▶ **INSTRUCTION**: Leave out the pictures and copy everything else in the entries exactly.

▶ **DATA FOR THE TASK**:
START

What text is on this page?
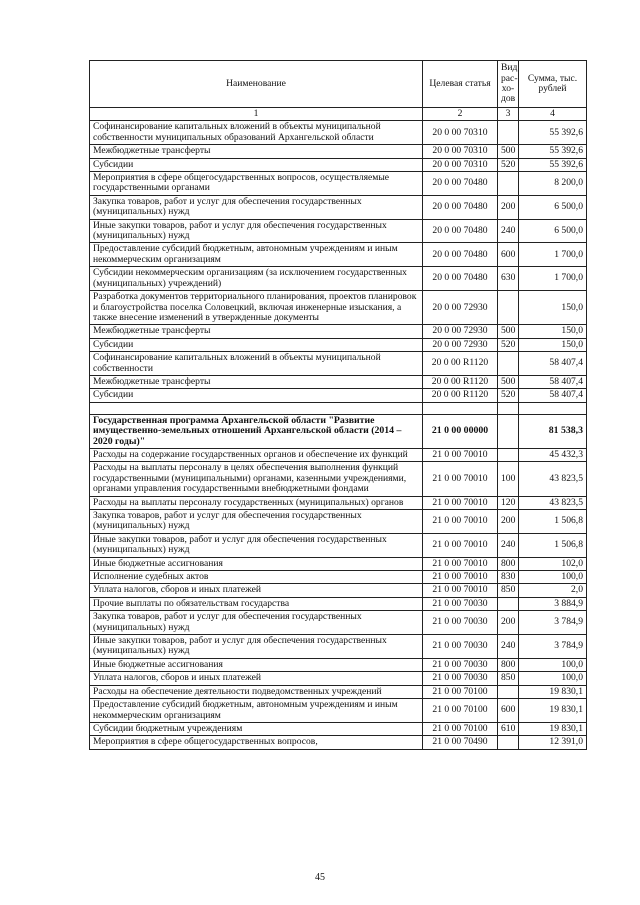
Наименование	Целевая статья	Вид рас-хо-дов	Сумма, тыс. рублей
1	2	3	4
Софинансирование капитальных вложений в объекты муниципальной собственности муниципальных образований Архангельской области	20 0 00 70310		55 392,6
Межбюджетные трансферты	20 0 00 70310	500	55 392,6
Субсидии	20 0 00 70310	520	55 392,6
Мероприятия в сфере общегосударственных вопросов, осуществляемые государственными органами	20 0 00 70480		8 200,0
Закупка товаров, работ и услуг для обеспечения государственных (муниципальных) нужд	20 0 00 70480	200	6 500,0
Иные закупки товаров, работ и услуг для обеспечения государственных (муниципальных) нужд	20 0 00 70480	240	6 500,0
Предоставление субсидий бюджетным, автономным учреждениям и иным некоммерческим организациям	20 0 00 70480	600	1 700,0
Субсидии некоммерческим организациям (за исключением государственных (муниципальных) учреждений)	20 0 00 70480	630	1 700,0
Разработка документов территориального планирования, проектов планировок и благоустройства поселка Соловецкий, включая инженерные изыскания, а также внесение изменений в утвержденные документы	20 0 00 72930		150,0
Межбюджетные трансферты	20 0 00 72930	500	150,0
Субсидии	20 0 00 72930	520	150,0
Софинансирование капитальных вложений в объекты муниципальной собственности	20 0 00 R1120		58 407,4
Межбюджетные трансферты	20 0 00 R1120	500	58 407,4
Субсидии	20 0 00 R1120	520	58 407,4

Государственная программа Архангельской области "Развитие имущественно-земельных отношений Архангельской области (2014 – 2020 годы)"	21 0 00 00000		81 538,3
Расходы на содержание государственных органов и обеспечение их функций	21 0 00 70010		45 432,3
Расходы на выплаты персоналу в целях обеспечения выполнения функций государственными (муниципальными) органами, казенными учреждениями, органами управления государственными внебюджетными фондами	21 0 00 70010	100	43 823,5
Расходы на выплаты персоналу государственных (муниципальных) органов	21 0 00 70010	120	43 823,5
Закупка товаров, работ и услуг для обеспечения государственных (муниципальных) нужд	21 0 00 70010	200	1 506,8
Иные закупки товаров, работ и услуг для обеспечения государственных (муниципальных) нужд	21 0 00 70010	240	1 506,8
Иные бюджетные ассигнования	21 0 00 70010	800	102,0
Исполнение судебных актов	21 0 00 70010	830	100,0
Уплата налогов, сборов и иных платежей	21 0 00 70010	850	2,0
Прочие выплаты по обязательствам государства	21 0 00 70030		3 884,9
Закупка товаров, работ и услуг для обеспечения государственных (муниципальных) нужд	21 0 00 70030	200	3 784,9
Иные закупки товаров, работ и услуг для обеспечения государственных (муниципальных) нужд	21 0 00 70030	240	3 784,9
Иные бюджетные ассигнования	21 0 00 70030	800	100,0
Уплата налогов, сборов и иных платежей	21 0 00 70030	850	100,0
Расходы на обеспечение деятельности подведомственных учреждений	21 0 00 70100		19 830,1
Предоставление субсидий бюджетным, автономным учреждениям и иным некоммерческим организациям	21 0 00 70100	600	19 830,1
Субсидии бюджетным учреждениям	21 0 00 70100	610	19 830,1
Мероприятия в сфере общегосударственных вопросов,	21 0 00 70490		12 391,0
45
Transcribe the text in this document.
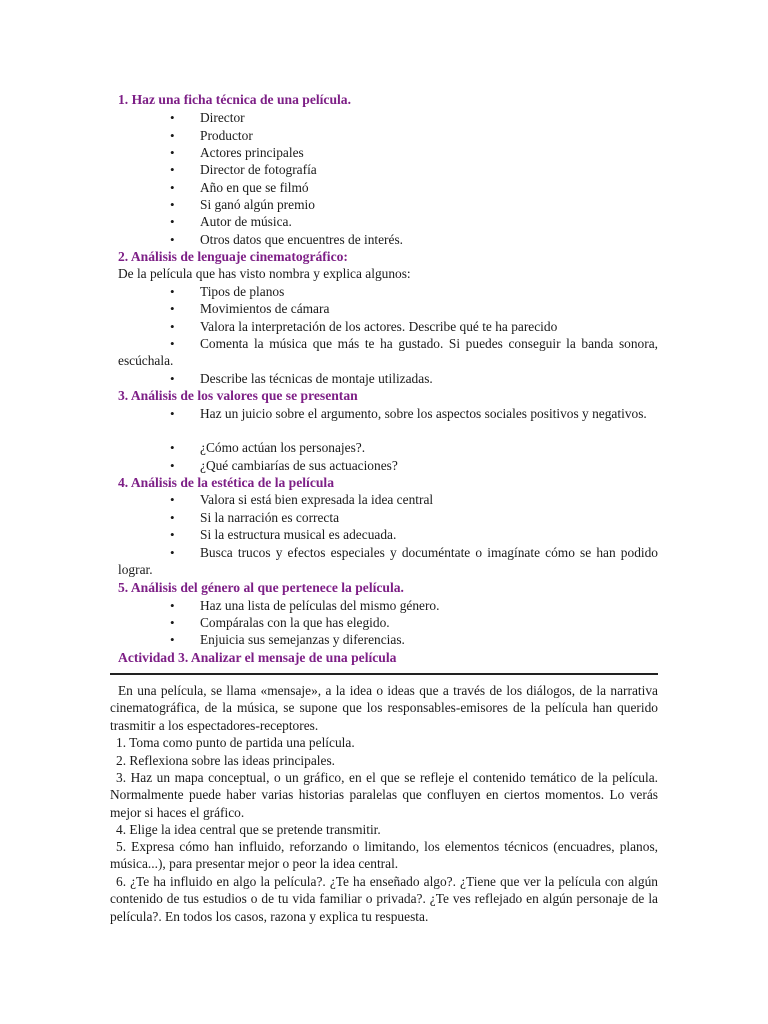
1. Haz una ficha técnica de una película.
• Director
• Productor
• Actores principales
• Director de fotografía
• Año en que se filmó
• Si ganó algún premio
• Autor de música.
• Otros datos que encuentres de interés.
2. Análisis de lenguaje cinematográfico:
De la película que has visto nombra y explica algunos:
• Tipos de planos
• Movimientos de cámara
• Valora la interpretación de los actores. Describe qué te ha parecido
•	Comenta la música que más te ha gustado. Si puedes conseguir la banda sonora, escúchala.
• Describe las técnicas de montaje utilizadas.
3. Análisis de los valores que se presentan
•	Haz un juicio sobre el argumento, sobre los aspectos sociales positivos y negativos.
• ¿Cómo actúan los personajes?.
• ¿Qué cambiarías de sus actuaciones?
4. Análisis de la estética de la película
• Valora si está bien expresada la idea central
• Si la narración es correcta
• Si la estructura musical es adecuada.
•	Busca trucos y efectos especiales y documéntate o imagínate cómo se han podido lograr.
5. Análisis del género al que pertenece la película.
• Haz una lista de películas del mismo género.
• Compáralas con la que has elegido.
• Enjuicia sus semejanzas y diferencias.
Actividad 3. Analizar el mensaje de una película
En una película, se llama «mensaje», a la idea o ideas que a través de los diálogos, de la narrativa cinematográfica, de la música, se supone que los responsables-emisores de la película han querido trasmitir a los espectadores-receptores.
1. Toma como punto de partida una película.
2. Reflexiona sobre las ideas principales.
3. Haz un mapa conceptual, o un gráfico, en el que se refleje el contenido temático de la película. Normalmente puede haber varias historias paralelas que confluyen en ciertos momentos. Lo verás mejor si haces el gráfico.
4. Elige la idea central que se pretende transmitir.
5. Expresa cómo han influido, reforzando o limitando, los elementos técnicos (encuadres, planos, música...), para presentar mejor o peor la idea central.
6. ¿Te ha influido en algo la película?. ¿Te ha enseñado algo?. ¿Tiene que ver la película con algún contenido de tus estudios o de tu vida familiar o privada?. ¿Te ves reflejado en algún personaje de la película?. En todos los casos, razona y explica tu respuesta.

END

▶ **RESPONSE**:
What text is on this page?
Наименование	Целевая статья	Вид рас-хо-дов	Сумма, тыс. рублей
1	2	3	4
Софинансирование капитальных вложений в объекты муниципальной собственности муниципальных образований Архангельской области	20 0 00 70310		55 392,6
Межбюджетные трансферты	20 0 00 70310	500	55 392,6
Субсидии	20 0 00 70310	520	55 392,6
Мероприятия в сфере общегосударственных вопросов, осуществляемые государственными органами	20 0 00 70480		8 200,0
Закупка товаров, работ и услуг для обеспечения государственных (муниципальных) нужд	20 0 00 70480	200	6 500,0
Иные закупки товаров, работ и услуг для обеспечения государственных (муниципальных) нужд	20 0 00 70480	240	6 500,0
Предоставление субсидий бюджетным, автономным учреждениям и иным некоммерческим организациям	20 0 00 70480	600	1 700,0
Субсидии некоммерческим организациям (за исключением государственных (муниципальных) учреждений)	20 0 00 70480	630	1 700,0
Разработка документов территориального планирования, проектов планировок и благоустройства поселка Соловецкий, включая инженерные изыскания, а также внесение изменений в утвержденные документы	20 0 00 72930		150,0
Межбюджетные трансферты	20 0 00 72930	500	150,0
Субсидии	20 0 00 72930	520	150,0
Софинансирование капитальных вложений в объекты муниципальной собственности	20 0 00 R1120		58 407,4
Межбюджетные трансферты	20 0 00 R1120	500	58 407,4
Субсидии	20 0 00 R1120	520	58 407,4

Государственная программа Архангельской области "Развитие имущественно-земельных отношений Архангельской области (2014 – 2020 годы)"	21 0 00 00000		81 538,3
Расходы на содержание государственных органов и обеспечение их функций	21 0 00 70010		45 432,3
Расходы на выплаты персоналу в целях обеспечения выполнения функций государственными (муниципальными) органами, казенными учреждениями, органами управления государственными внебюджетными фондами	21 0 00 70010	100	43 823,5
Расходы на выплаты персоналу государственных (муниципальных) органов	21 0 00 70010	120	43 823,5
Закупка товаров, работ и услуг для обеспечения государственных (муниципальных) нужд	21 0 00 70010	200	1 506,8
Иные закупки товаров, работ и услуг для обеспечения государственных (муниципальных) нужд	21 0 00 70010	240	1 506,8
Иные бюджетные ассигнования	21 0 00 70010	800	102,0
Исполнение судебных актов	21 0 00 70010	830	100,0
Уплата налогов, сборов и иных платежей	21 0 00 70010	850	2,0
Прочие выплаты по обязательствам государства	21 0 00 70030		3 884,9
Закупка товаров, работ и услуг для обеспечения государственных (муниципальных) нужд	21 0 00 70030	200	3 784,9
Иные закупки товаров, работ и услуг для обеспечения государственных (муниципальных) нужд	21 0 00 70030	240	3 784,9
Иные бюджетные ассигнования	21 0 00 70030	800	100,0
Уплата налогов, сборов и иных платежей	21 0 00 70030	850	100,0
Расходы на обеспечение деятельности подведомственных учреждений	21 0 00 70100		19 830,1
Предоставление субсидий бюджетным, автономным учреждениям и иным некоммерческим организациям	21 0 00 70100	600	19 830,1
Субсидии бюджетным учреждениям	21 0 00 70100	610	19 830,1
Мероприятия в сфере общегосударственных вопросов,	21 0 00 70490		12 391,0
45
Transcribe the text in this document.
1. Haz una ficha técnica de una película.
• Director
• Productor
• Actores principales
• Director de fotografía
• Año en que se filmó
• Si ganó algún premio
• Autor de música.
• Otros datos que encuentres de interés.
2. Análisis de lenguaje cinematográfico:
De la película que has visto nombra y explica algunos:
• Tipos de planos
• Movimientos de cámara
• Valora la interpretación de los actores. Describe qué te ha parecido
•	Comenta la música que más te ha gustado. Si puedes conseguir la banda sonora, escúchala.
• Describe las técnicas de montaje utilizadas.
3. Análisis de los valores que se presentan
•	Haz un juicio sobre el argumento, sobre los aspectos sociales positivos y negativos.
• ¿Cómo actúan los personajes?.
• ¿Qué cambiarías de sus actuaciones?
4. Análisis de la estética de la película
• Valora si está bien expresada la idea central
• Si la narración es correcta
• Si la estructura musical es adecuada.
•	Busca trucos y efectos especiales y documéntate o imagínate cómo se han podido lograr.
5. Análisis del género al que pertenece la película.
• Haz una lista de películas del mismo género.
• Compáralas con la que has elegido.
• Enjuicia sus semejanzas y diferencias.
Actividad 3. Analizar el mensaje de una película
En una película, se llama «mensaje», a la idea o ideas que a través de los diálogos, de la narrativa cinematográfica, de la música, se supone que los responsables-emisores de la película han querido trasmitir a los espectadores-receptores.
1. Toma como punto de partida una película.
2. Reflexiona sobre las ideas principales.
3. Haz un mapa conceptual, o un gráfico, en el que se refleje el contenido temático de la película. Normalmente puede haber varias historias paralelas que confluyen en ciertos momentos. Lo verás mejor si haces el gráfico.
4. Elige la idea central que se pretende transmitir.
5. Expresa cómo han influido, reforzando o limitando, los elementos técnicos (encuadres, planos, música...), para presentar mejor o peor la idea central.
6. ¿Te ha influido en algo la película?. ¿Te ha enseñado algo?. ¿Tiene que ver la película con algún contenido de tus estudios o de tu vida familiar o privada?. ¿Te ves reflejado en algún personaje de la película?. En todos los casos, razona y explica tu respuesta.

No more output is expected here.